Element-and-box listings
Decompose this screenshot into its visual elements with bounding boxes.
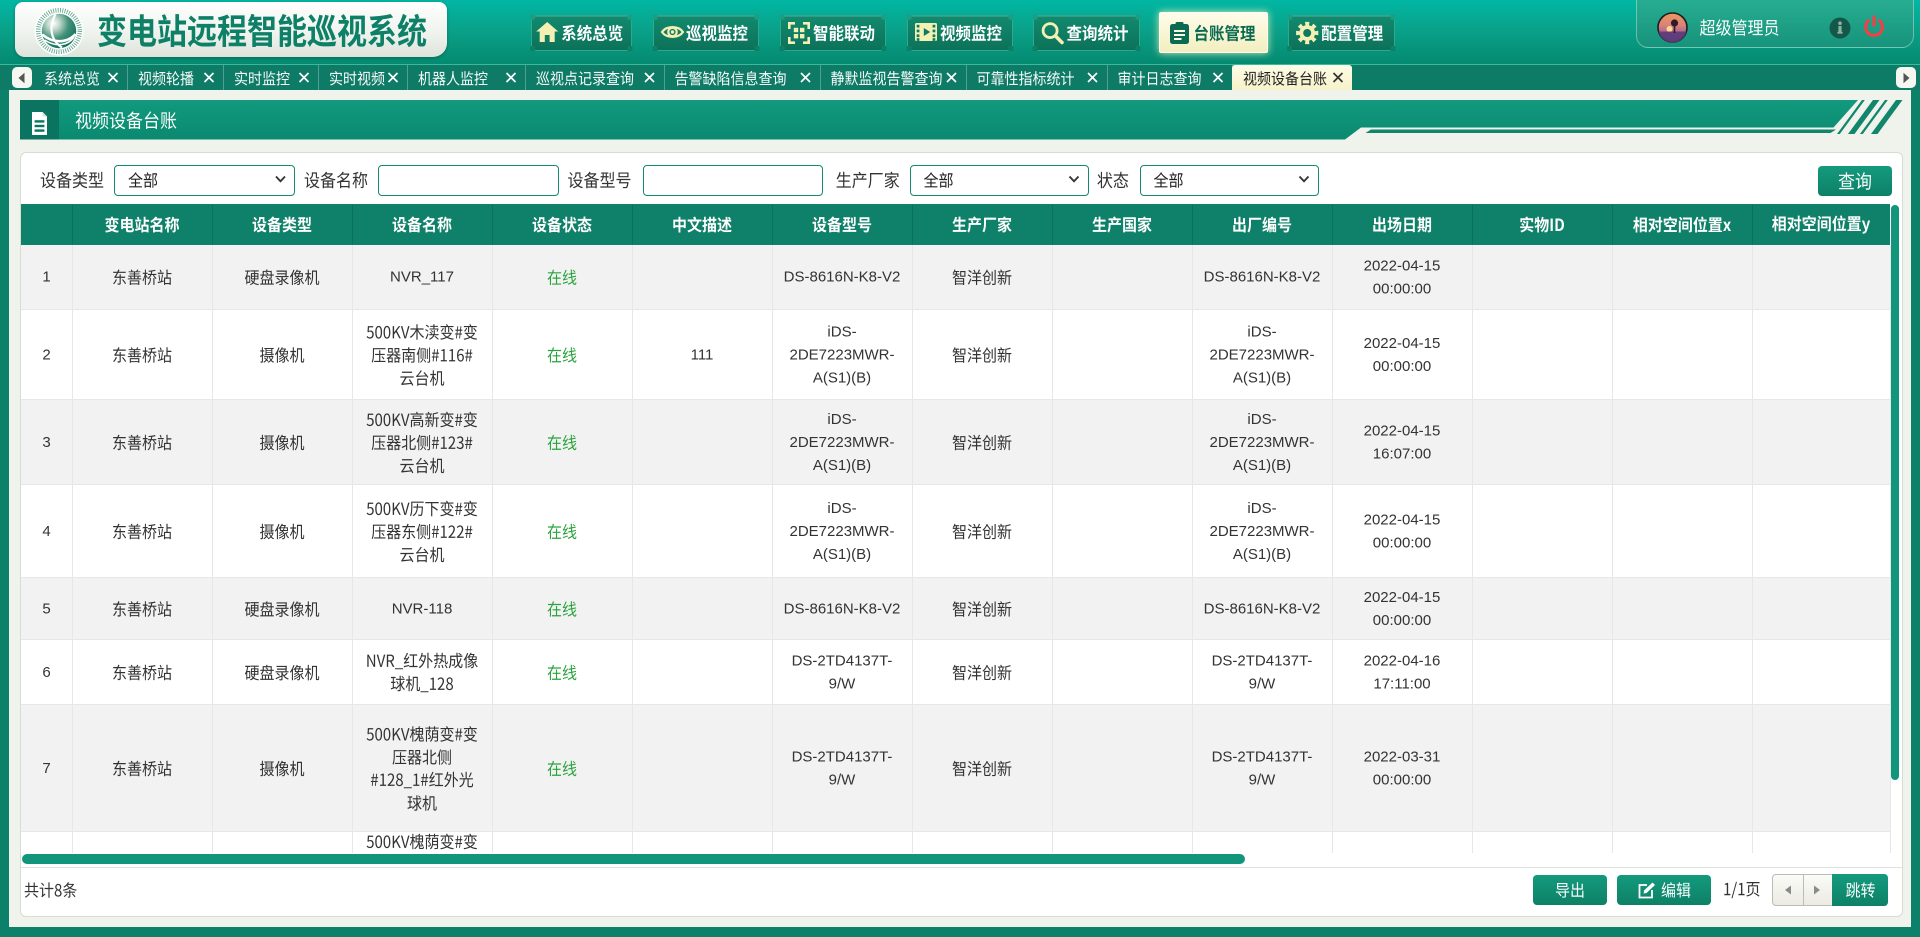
svg-text:DS-8616N-K8-V2: DS-8616N-K8-V2 xyxy=(1204,269,1321,286)
svg-text:iDS-: iDS- xyxy=(827,324,856,341)
svg-text:2022-04-16: 2022-04-16 xyxy=(1364,653,1441,670)
svg-text:2DE7223MWR-: 2DE7223MWR- xyxy=(1209,347,1314,364)
svg-text:6: 6 xyxy=(42,664,50,681)
svg-text:DS-2TD4137T-: DS-2TD4137T- xyxy=(792,653,893,670)
svg-text:A(S1)(B): A(S1)(B) xyxy=(813,546,871,563)
svg-text:A(S1)(B): A(S1)(B) xyxy=(1233,370,1291,387)
svg-text:5: 5 xyxy=(42,601,50,618)
svg-text:7: 7 xyxy=(42,760,50,777)
svg-text:9/W: 9/W xyxy=(829,772,857,789)
svg-text:9/W: 9/W xyxy=(829,676,857,693)
svg-text:iDS-: iDS- xyxy=(1247,500,1276,517)
svg-text:1: 1 xyxy=(42,269,50,286)
svg-text:DS-2TD4137T-: DS-2TD4137T- xyxy=(1212,749,1313,766)
svg-text:DS-2TD4137T-: DS-2TD4137T- xyxy=(792,749,893,766)
svg-text:16:07:00: 16:07:00 xyxy=(1373,446,1431,463)
svg-text:2022-04-15: 2022-04-15 xyxy=(1364,423,1441,440)
svg-text:iDS-: iDS- xyxy=(827,500,856,517)
svg-text:A(S1)(B): A(S1)(B) xyxy=(813,370,871,387)
svg-text:3: 3 xyxy=(42,434,50,451)
svg-text:9/W: 9/W xyxy=(1249,676,1277,693)
svg-text:00:00:00: 00:00:00 xyxy=(1373,358,1431,375)
svg-text:DS-2TD4137T-: DS-2TD4137T- xyxy=(1212,653,1313,670)
svg-text:2022-03-31: 2022-03-31 xyxy=(1364,749,1441,766)
svg-text:iDS-: iDS- xyxy=(827,411,856,428)
svg-text:9/W: 9/W xyxy=(1249,772,1277,789)
svg-text:A(S1)(B): A(S1)(B) xyxy=(1233,546,1291,563)
svg-text:00:00:00: 00:00:00 xyxy=(1373,612,1431,629)
svg-text:A(S1)(B): A(S1)(B) xyxy=(1233,457,1291,474)
svg-text:2DE7223MWR-: 2DE7223MWR- xyxy=(789,347,894,364)
svg-text:2: 2 xyxy=(42,347,50,364)
svg-text:00:00:00: 00:00:00 xyxy=(1373,772,1431,789)
svg-text:2022-04-15: 2022-04-15 xyxy=(1364,589,1441,606)
svg-text:00:00:00: 00:00:00 xyxy=(1373,280,1431,297)
svg-text:2DE7223MWR-: 2DE7223MWR- xyxy=(1209,434,1314,451)
svg-text:NVR_117: NVR_117 xyxy=(390,269,454,286)
svg-text:DS-8616N-K8-V2: DS-8616N-K8-V2 xyxy=(784,601,901,618)
svg-text:00:00:00: 00:00:00 xyxy=(1373,535,1431,552)
svg-text:2DE7223MWR-: 2DE7223MWR- xyxy=(789,434,894,451)
svg-text:NVR-118: NVR-118 xyxy=(392,601,453,618)
svg-text:2022-04-15: 2022-04-15 xyxy=(1364,512,1441,529)
svg-text:2DE7223MWR-: 2DE7223MWR- xyxy=(1209,523,1314,540)
svg-text:iDS-: iDS- xyxy=(1247,411,1276,428)
svg-text:A(S1)(B): A(S1)(B) xyxy=(813,457,871,474)
svg-text:4: 4 xyxy=(42,523,50,540)
svg-text:17:11:00: 17:11:00 xyxy=(1373,676,1430,693)
svg-text:2022-04-15: 2022-04-15 xyxy=(1364,257,1441,274)
svg-text:2DE7223MWR-: 2DE7223MWR- xyxy=(789,523,894,540)
svg-text:iDS-: iDS- xyxy=(1247,324,1276,341)
svg-text:DS-8616N-K8-V2: DS-8616N-K8-V2 xyxy=(1204,601,1321,618)
svg-text:2022-04-15: 2022-04-15 xyxy=(1364,335,1441,352)
svg-text:DS-8616N-K8-V2: DS-8616N-K8-V2 xyxy=(784,269,901,286)
svg-text:111: 111 xyxy=(691,347,714,364)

● EXERCISE
Swap "2022-04-16" for "2022-04-17" in the lines from the one holding "svg-text:DS-8616N-K8-V2: DS-8616N-K8-V2 xyxy=(1204,269,1321,286)" through the one holding "svg-text:6: 6 xyxy=(42,664,50,681)", inclusive, and write out only those lines with nothing else changed.

● PROBLEM SOLUTION
svg-text:DS-8616N-K8-V2: DS-8616N-K8-V2 xyxy=(1204,269,1321,286)
svg-text:iDS-: iDS- xyxy=(827,324,856,341)
svg-text:2022-04-17: 2022-04-17 xyxy=(1364,653,1441,670)
svg-text:2DE7223MWR-: 2DE7223MWR- xyxy=(1209,347,1314,364)
svg-text:6: 6 xyxy=(42,664,50,681)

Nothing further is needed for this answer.